**Task to complete:**
Only the lines from the one containing "What data populates" through the end of the entries should be returned, exactly as they are, with the pictures omitted.

**Provided data:**
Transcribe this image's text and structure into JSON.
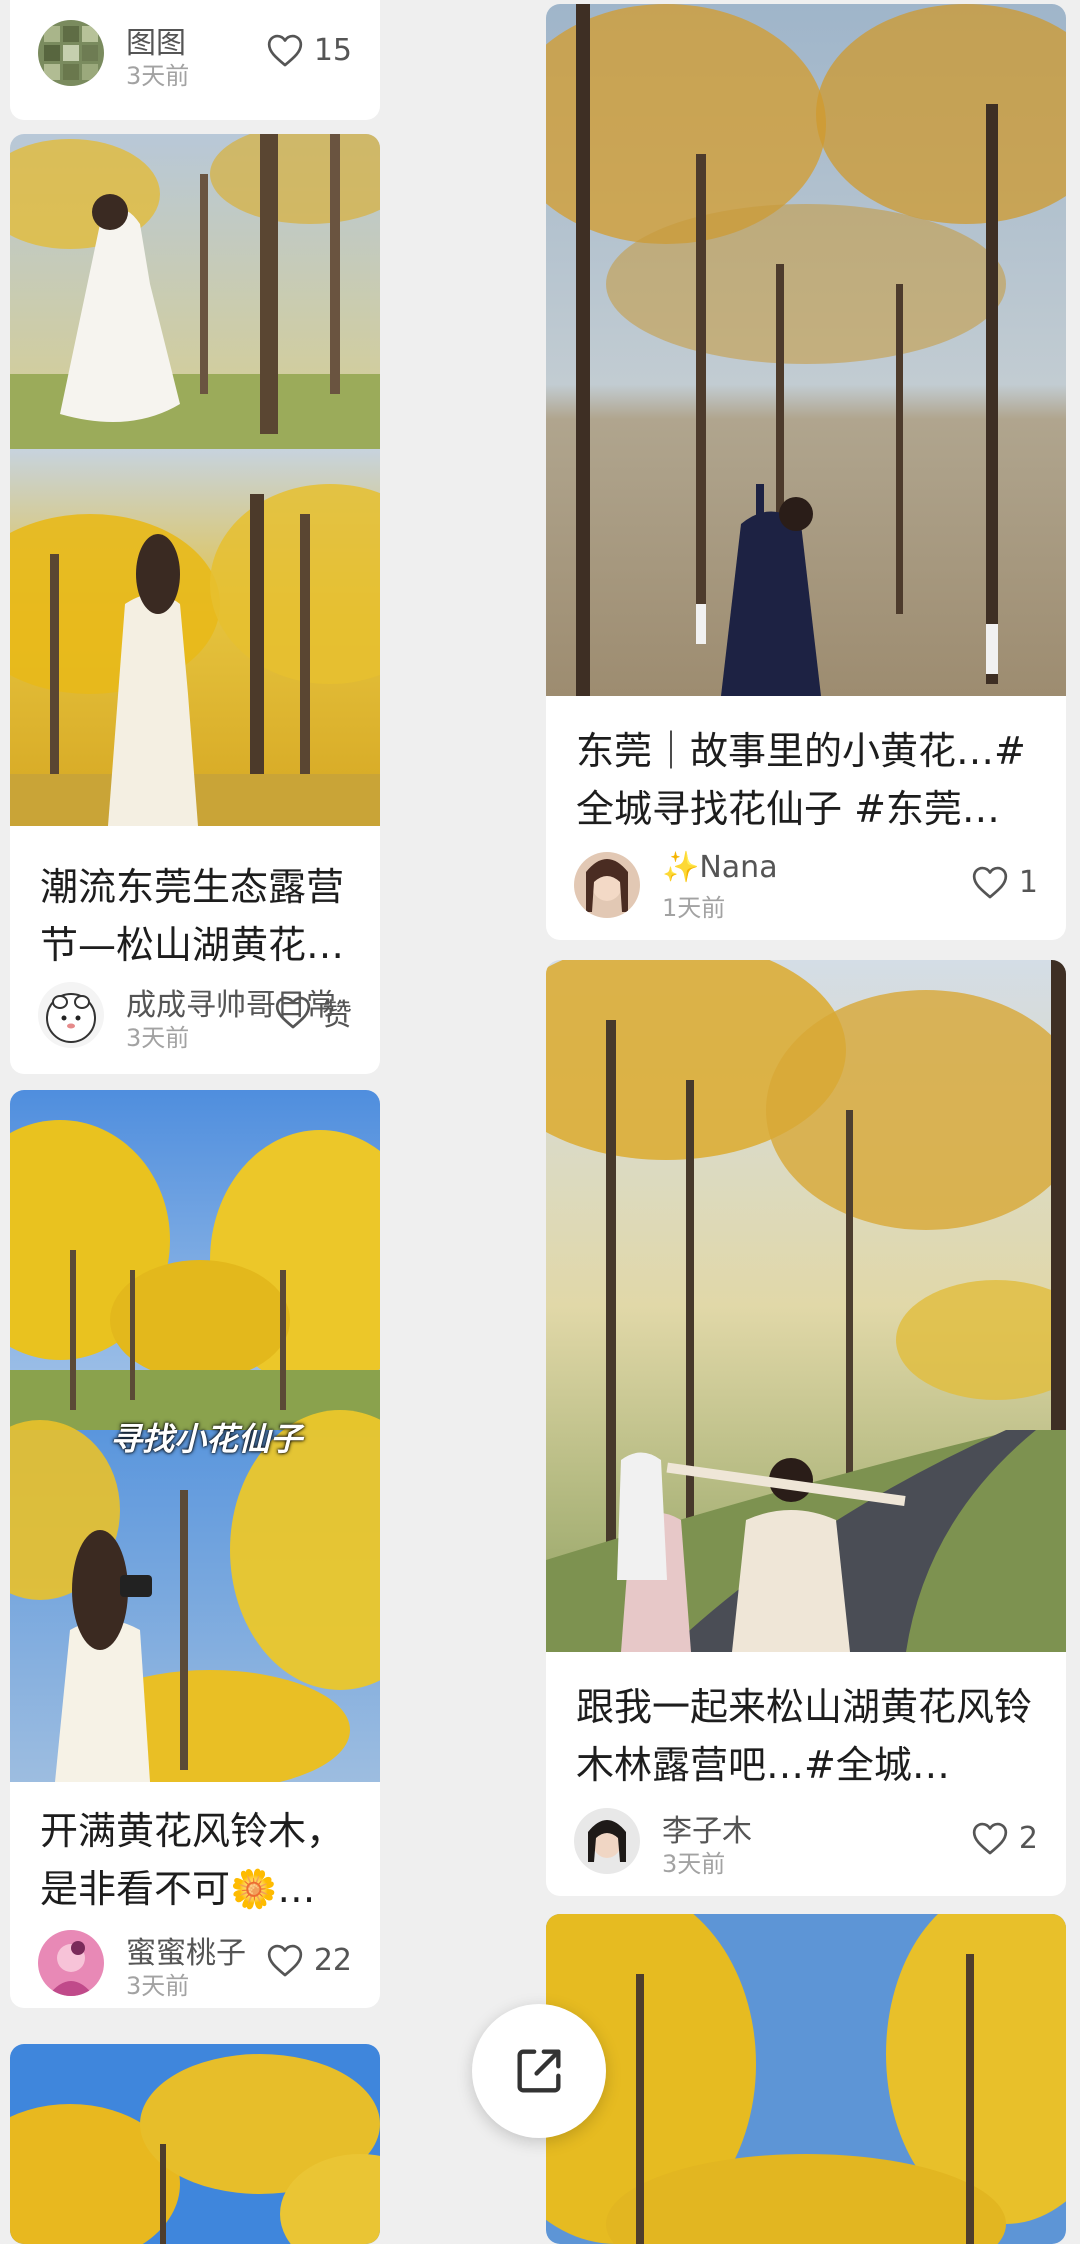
{
  "feed": {
    "cards": [
      {
        "id": "c0",
        "title": "",
        "author": "图图",
        "time": "3天前",
        "likes": "15"
      },
      {
        "id": "c1",
        "title": "潮流东莞生态露营节—松山湖黄花风铃木专场[…",
        "author": "成成寻帅哥日常",
        "time": "3天前",
        "likes": "赞"
      },
      {
        "id": "c2",
        "title": "开满黄花风铃木，是非看不可🌼…#全城寻找花…",
        "author": "蜜蜜桃子",
        "time": "3天前",
        "likes": "22",
        "photo_caption": "寻找小花仙子"
      },
      {
        "id": "c3",
        "title": "东莞｜故事里的小黄花…#全城寻找花仙子 #东莞…",
        "author": "✨Nana",
        "time": "1天前",
        "likes": "1"
      },
      {
        "id": "c4",
        "title": "跟我一起来松山湖黄花风铃木林露营吧…#全城…",
        "author": "李子木",
        "time": "3天前",
        "likes": "2"
      }
    ]
  },
  "icons": {
    "like": "heart-outline-icon",
    "share": "share-external-icon"
  },
  "colors": {
    "background": "#efefef",
    "card": "#ffffff",
    "accent_yellow": "#e9b21b",
    "sky_blue": "#5d95d6"
  }
}
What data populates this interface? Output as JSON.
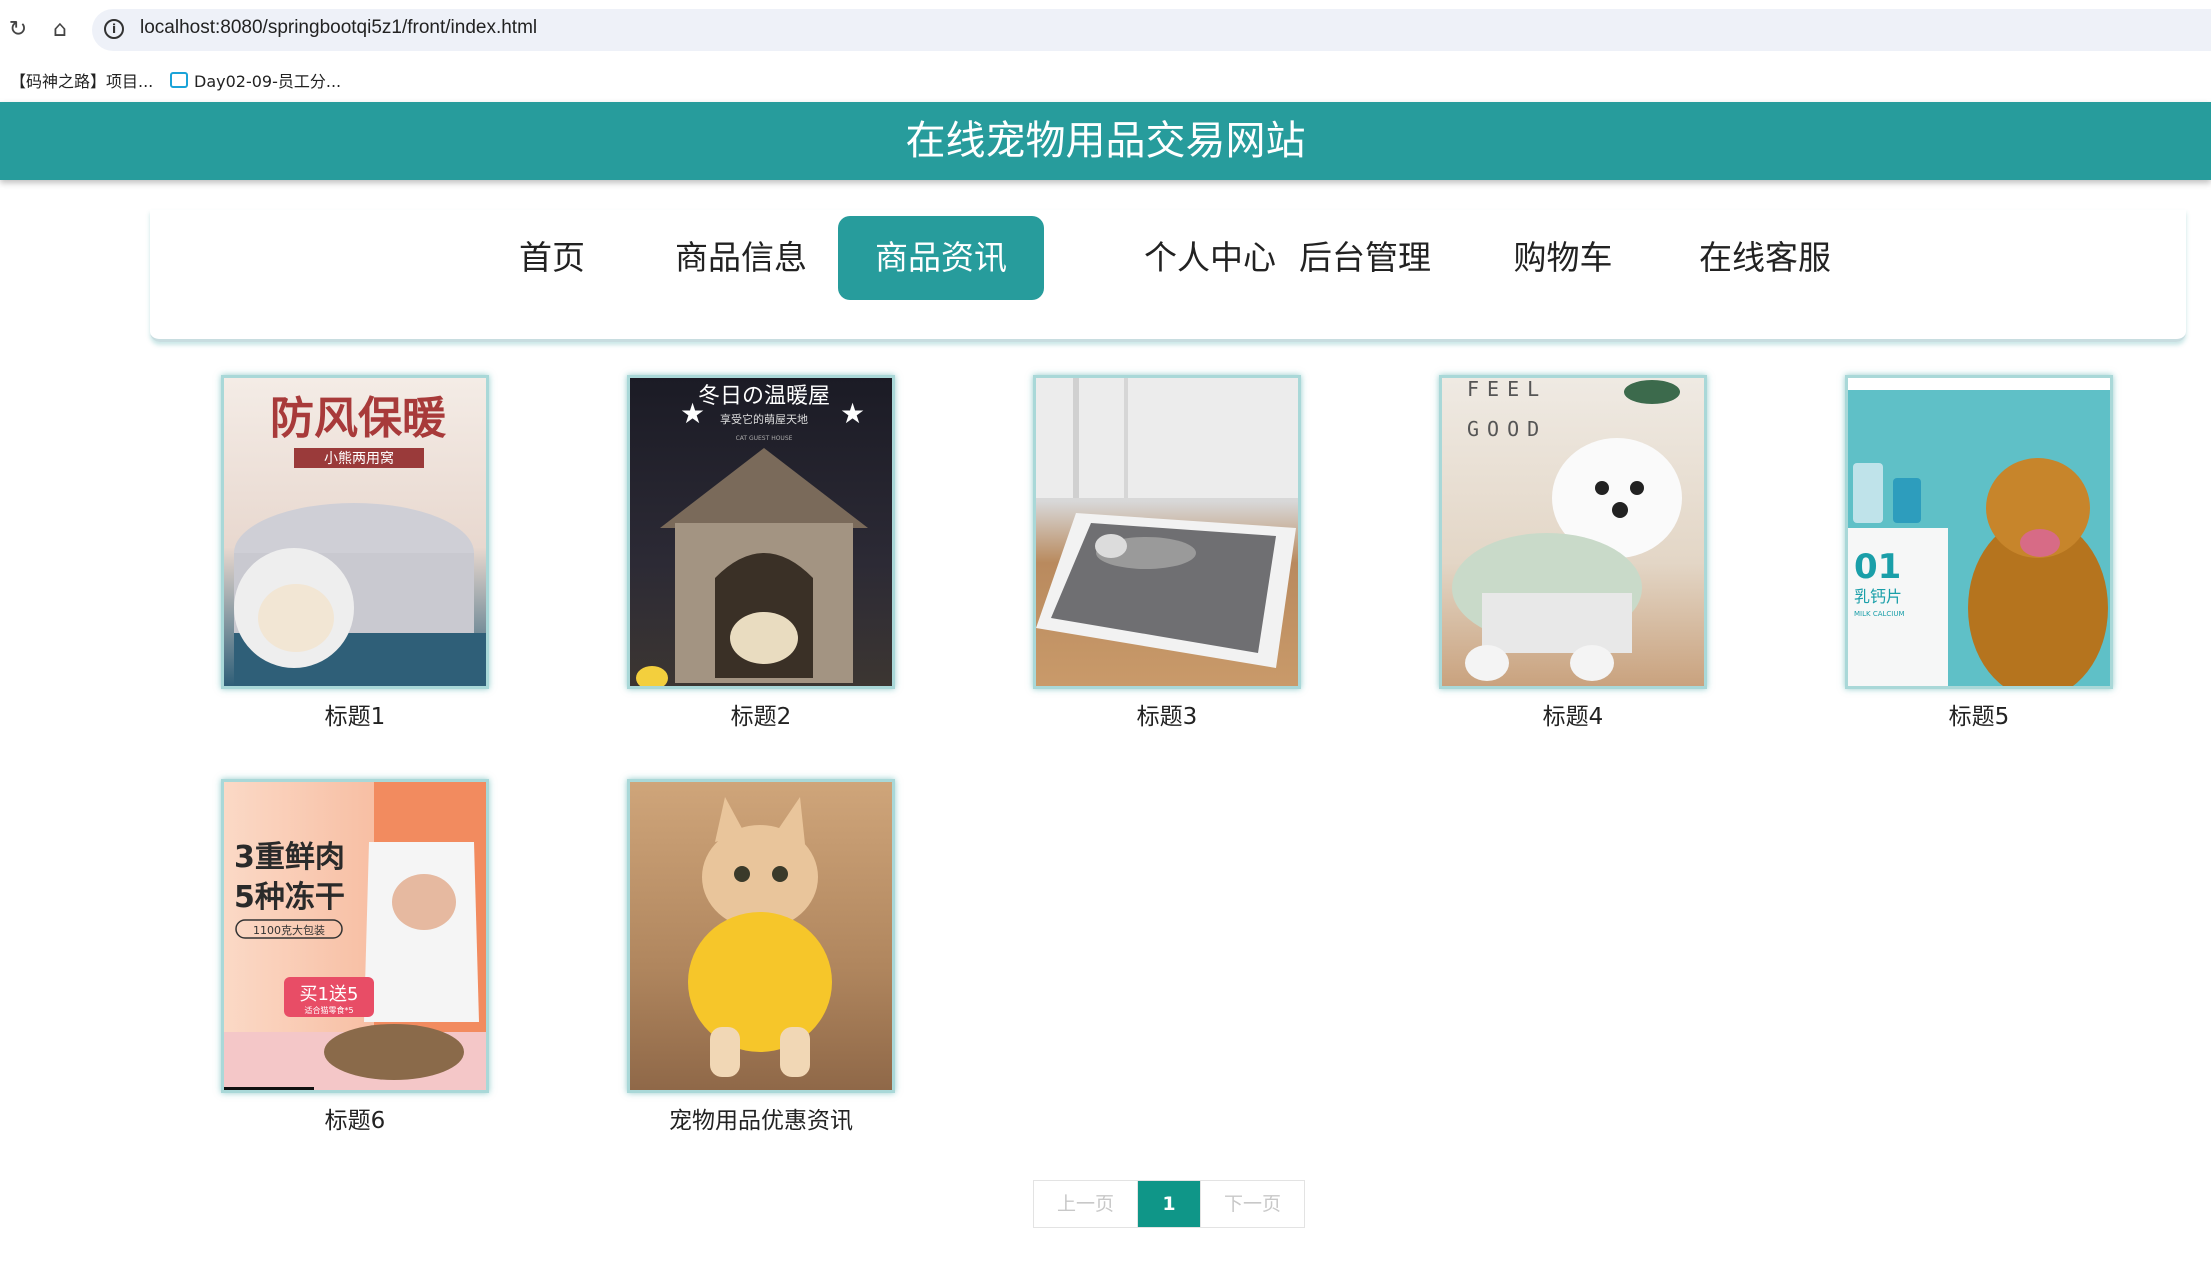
{
  "browser": {
    "url": "localhost:8080/springbootqi5z1/front/index.html",
    "bookmarks": [
      "【码神之路】项目...",
      "Day02-09-员工分..."
    ]
  },
  "site": {
    "title": "在线宠物用品交易网站"
  },
  "nav": {
    "items": [
      {
        "label": "首页"
      },
      {
        "label": "商品信息"
      },
      {
        "label": "商品资讯",
        "active": true
      },
      {
        "label": "个人中心"
      },
      {
        "label": "后台管理"
      },
      {
        "label": "购物车"
      },
      {
        "label": "在线客服"
      }
    ]
  },
  "news": [
    {
      "title": "标题1",
      "overlay": [
        "防风保暖",
        "小熊两用窝"
      ]
    },
    {
      "title": "标题2",
      "overlay": [
        "冬日の温暖屋",
        "享受它的萌屋天地",
        "CAT GUEST HOUSE"
      ]
    },
    {
      "title": "标题3",
      "overlay": []
    },
    {
      "title": "标题4",
      "overlay": [
        "FEEL",
        "GOOD"
      ]
    },
    {
      "title": "标题5",
      "overlay": [
        "01",
        "乳钙片",
        "MILK CALCIUM"
      ]
    },
    {
      "title": "标题6",
      "overlay": [
        "3重鲜肉",
        "5种冻干",
        "1100克大包装",
        "买1送5",
        "适合猫零食*5"
      ]
    },
    {
      "title": "宠物用品优惠资讯",
      "overlay": []
    }
  ],
  "pagination": {
    "prev": "上一页",
    "current": "1",
    "next": "下一页"
  },
  "colors": {
    "primary": "#279c9c",
    "pager_active": "#0f9688"
  }
}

**Final result:**
What data populates this interface? Output as JSON.
{
  "browser": {
    "url": "localhost:8080/springbootqi5z1/front/index.html",
    "bookmarks": [
      "【码神之路】项目...",
      "Day02-09-员工分..."
    ]
  },
  "site": {
    "title": "在线宠物用品交易网站"
  },
  "nav": {
    "items": [
      {
        "label": "首页"
      },
      {
        "label": "商品信息"
      },
      {
        "label": "商品资讯",
        "active": true
      },
      {
        "label": "个人中心"
      },
      {
        "label": "后台管理"
      },
      {
        "label": "购物车"
      },
      {
        "label": "在线客服"
      }
    ]
  },
  "news": [
    {
      "title": "标题1",
      "overlay": [
        "防风保暖",
        "小熊两用窝"
      ]
    },
    {
      "title": "标题2",
      "overlay": [
        "冬日の温暖屋",
        "享受它的萌屋天地",
        "CAT GUEST HOUSE"
      ]
    },
    {
      "title": "标题3",
      "overlay": []
    },
    {
      "title": "标题4",
      "overlay": [
        "FEEL",
        "GOOD"
      ]
    },
    {
      "title": "标题5",
      "overlay": [
        "01",
        "乳钙片",
        "MILK CALCIUM"
      ]
    },
    {
      "title": "标题6",
      "overlay": [
        "3重鲜肉",
        "5种冻干",
        "1100克大包装",
        "买1送5",
        "适合猫零食*5"
      ]
    },
    {
      "title": "宠物用品优惠资讯",
      "overlay": []
    }
  ],
  "pagination": {
    "prev": "上一页",
    "current": "1",
    "next": "下一页"
  },
  "colors": {
    "primary": "#279c9c",
    "pager_active": "#0f9688"
  }
}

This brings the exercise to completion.